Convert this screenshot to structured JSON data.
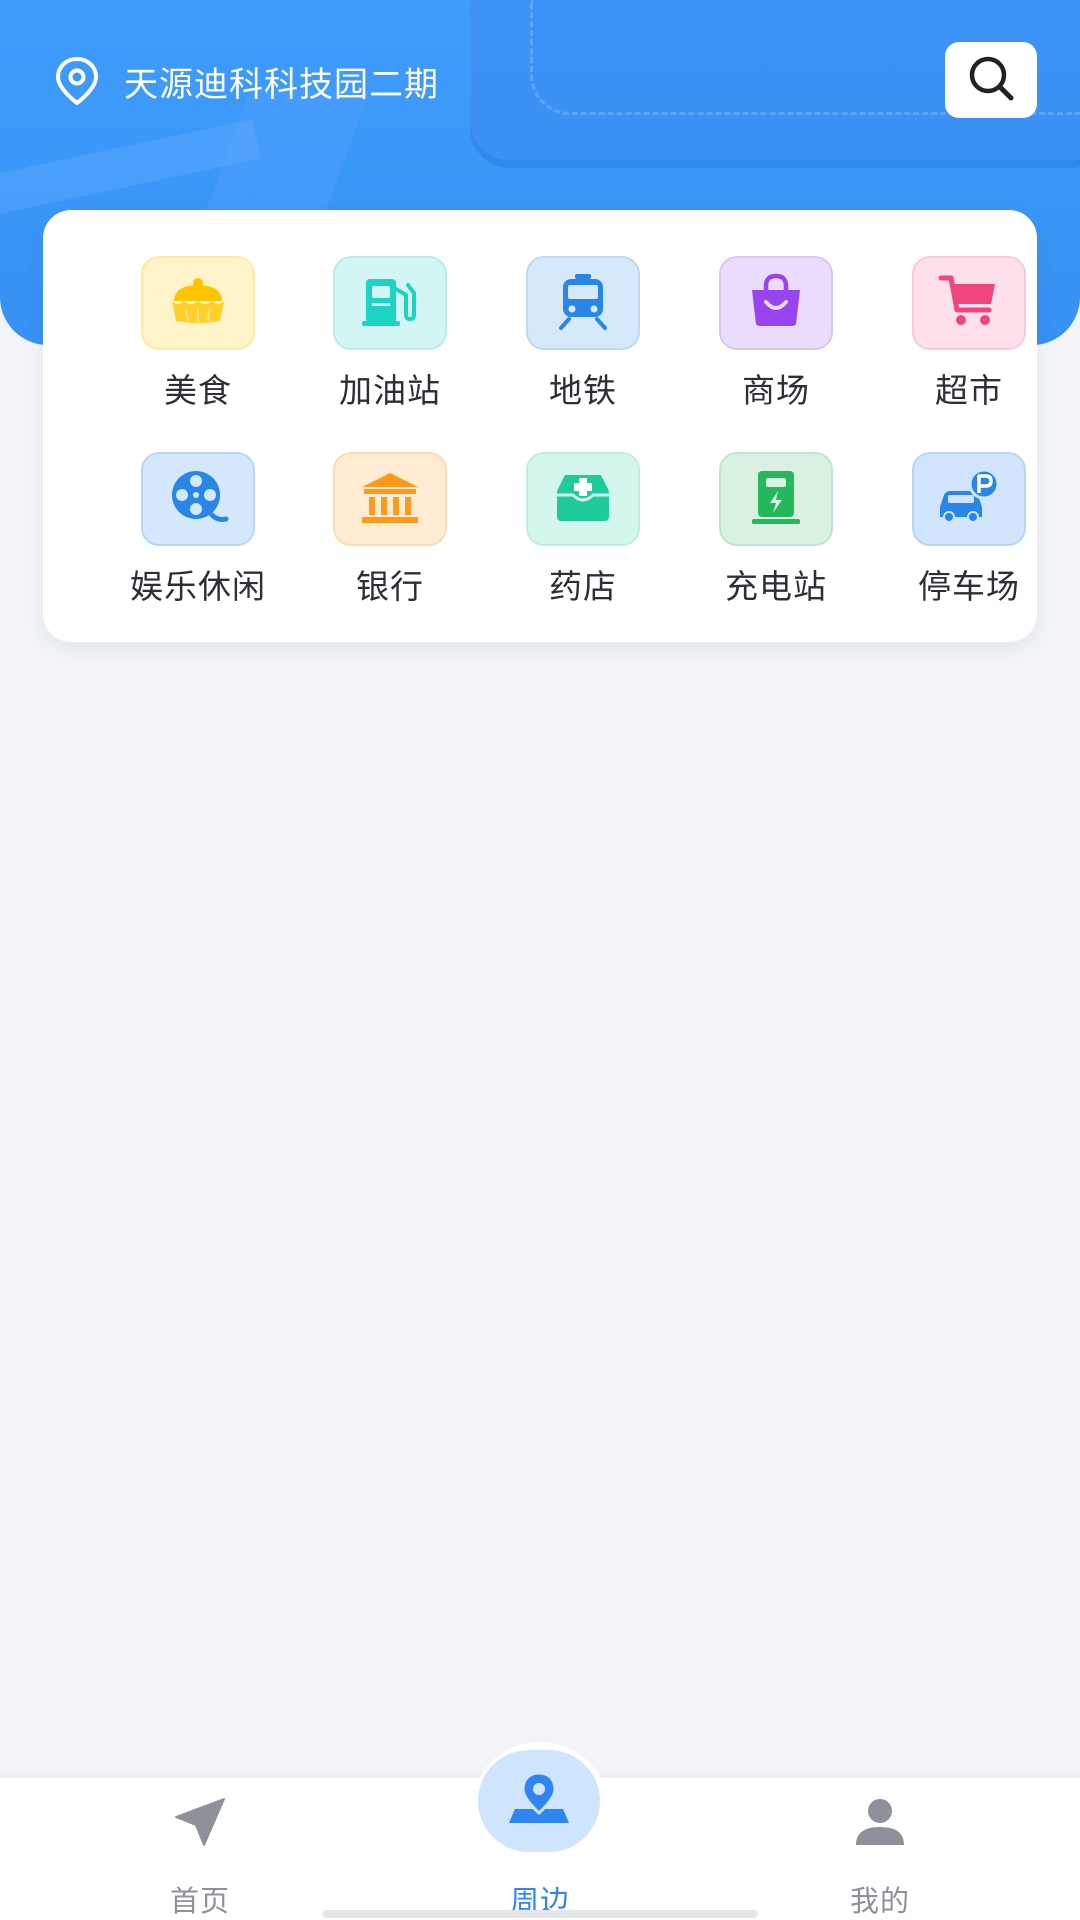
{
  "header": {
    "location_name": "天源迪科科技园二期",
    "search_icon": "search-icon",
    "location_icon": "location-pin-icon"
  },
  "categories": [
    {
      "label": "美食",
      "icon": "food-cake-icon",
      "tile_bg": "#fff3c9",
      "tile_border": "#ffe9a6",
      "icon_color": "#ffc400"
    },
    {
      "label": "加油站",
      "icon": "gas-station-icon",
      "tile_bg": "#d3f6f4",
      "tile_border": "#b9ede9",
      "icon_color": "#1dd3c3"
    },
    {
      "label": "地铁",
      "icon": "subway-train-icon",
      "tile_bg": "#d6e9fb",
      "tile_border": "#bcdaf7",
      "icon_color": "#2a86e6"
    },
    {
      "label": "商场",
      "icon": "shopping-bag-icon",
      "tile_bg": "#eadcfb",
      "tile_border": "#dac4f7",
      "icon_color": "#9a44f0"
    },
    {
      "label": "超市",
      "icon": "shopping-cart-icon",
      "tile_bg": "#fde0ec",
      "tile_border": "#f9c9dc",
      "icon_color": "#f0467d"
    },
    {
      "label": "娱乐休闲",
      "icon": "film-reel-icon",
      "tile_bg": "#d3e8fb",
      "tile_border": "#b6d7f7",
      "icon_color": "#2a86e6"
    },
    {
      "label": "银行",
      "icon": "bank-icon",
      "tile_bg": "#feebd2",
      "tile_border": "#fbdcb4",
      "icon_color": "#fb9a1c"
    },
    {
      "label": "药店",
      "icon": "medicine-box-icon",
      "tile_bg": "#d5f6ec",
      "tile_border": "#bcefdf",
      "icon_color": "#1fcc99"
    },
    {
      "label": "充电站",
      "icon": "charging-station-icon",
      "tile_bg": "#d8f1e0",
      "tile_border": "#bfe6cb",
      "icon_color": "#23b85c"
    },
    {
      "label": "停车场",
      "icon": "parking-car-icon",
      "tile_bg": "#d0e5fb",
      "tile_border": "#b6d6f7",
      "icon_color": "#2a86e6"
    }
  ],
  "tabbar": {
    "tabs": [
      {
        "label": "首页",
        "icon": "navigation-arrow-icon",
        "active": false
      },
      {
        "label": "周边",
        "icon": "nearby-location-icon",
        "active": true
      },
      {
        "label": "我的",
        "icon": "user-profile-icon",
        "active": false
      }
    ],
    "active_color": "#2f86f2",
    "inactive_color": "#8e9199"
  },
  "colors": {
    "hero_blue": "#3b97f7",
    "page_bg": "#f2f4f8"
  }
}
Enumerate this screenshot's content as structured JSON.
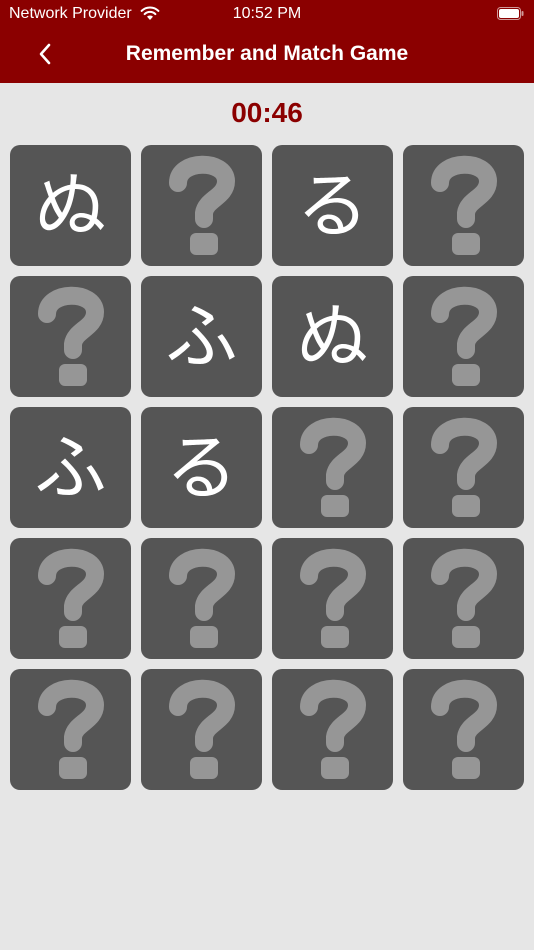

= = = = =

## PROBLEM TO SOLVE
Without including the pictures, return each record above exactly as it stands.

## RIGHT ANSWER
Convert this screenshot to structured JSON data.
{
  "header": {
    "location_name": "天源迪科科技园二期",
    "search_icon": "search-icon",
    "location_icon": "location-pin-icon"
  },
  "categories": [
    {
      "label": "美食",
      "icon": "food-cake-icon",
      "tile_bg": "#fff3c9",
      "tile_border": "#ffe9a6",
      "icon_color": "#ffc400"
    },
    {
      "label": "加油站",
      "icon": "gas-station-icon",
      "tile_bg": "#d3f6f4",
      "tile_border": "#b9ede9",
      "icon_color": "#1dd3c3"
    },
    {
      "label": "地铁",
      "icon": "subway-train-icon",
      "tile_bg": "#d6e9fb",
      "tile_border": "#bcdaf7",
      "icon_color": "#2a86e6"
    },
    {
      "label": "商场",
      "icon": "shopping-bag-icon",
      "tile_bg": "#eadcfb",
      "tile_border": "#dac4f7",
      "icon_color": "#9a44f0"
    },
    {
      "label": "超市",
      "icon": "shopping-cart-icon",
      "tile_bg": "#fde0ec",
      "tile_border": "#f9c9dc",
      "icon_color": "#f0467d"
    },
    {
      "label": "娱乐休闲",
      "icon": "film-reel-icon",
      "tile_bg": "#d3e8fb",
      "tile_border": "#b6d7f7",
      "icon_color": "#2a86e6"
    },
    {
      "label": "银行",
      "icon": "bank-icon",
      "tile_bg": "#feebd2",
      "tile_border": "#fbdcb4",
      "icon_color": "#fb9a1c"
    },
    {
      "label": "药店",
      "icon": "medicine-box-icon",
      "tile_bg": "#d5f6ec",
      "tile_border": "#bcefdf",
      "icon_color": "#1fcc99"
    },
    {
      "label": "充电站",
      "icon": "charging-station-icon",
      "tile_bg": "#d8f1e0",
      "tile_border": "#bfe6cb",
      "icon_color": "#23b85c"
    },
    {
      "label": "停车场",
      "icon": "parking-car-icon",
      "tile_bg": "#d0e5fb",
      "tile_border": "#b6d6f7",
      "icon_color": "#2a86e6"
    }
  ],
  "tabbar": {
    "tabs": [
      {
        "label": "首页",
        "icon": "navigation-arrow-icon",
        "active": false
      },
      {
        "label": "周边",
        "icon": "nearby-location-icon",
        "active": true
      },
      {
        "label": "我的",
        "icon": "user-profile-icon",
        "active": false
      }
    ],
    "active_color": "#2f86f2",
    "inactive_color": "#8e9199"
  },
  "colors": {
    "hero_blue": "#3b97f7",
    "page_bg": "#f2f4f8"
  }
}
Enumerate this screenshot's content as structured JSON.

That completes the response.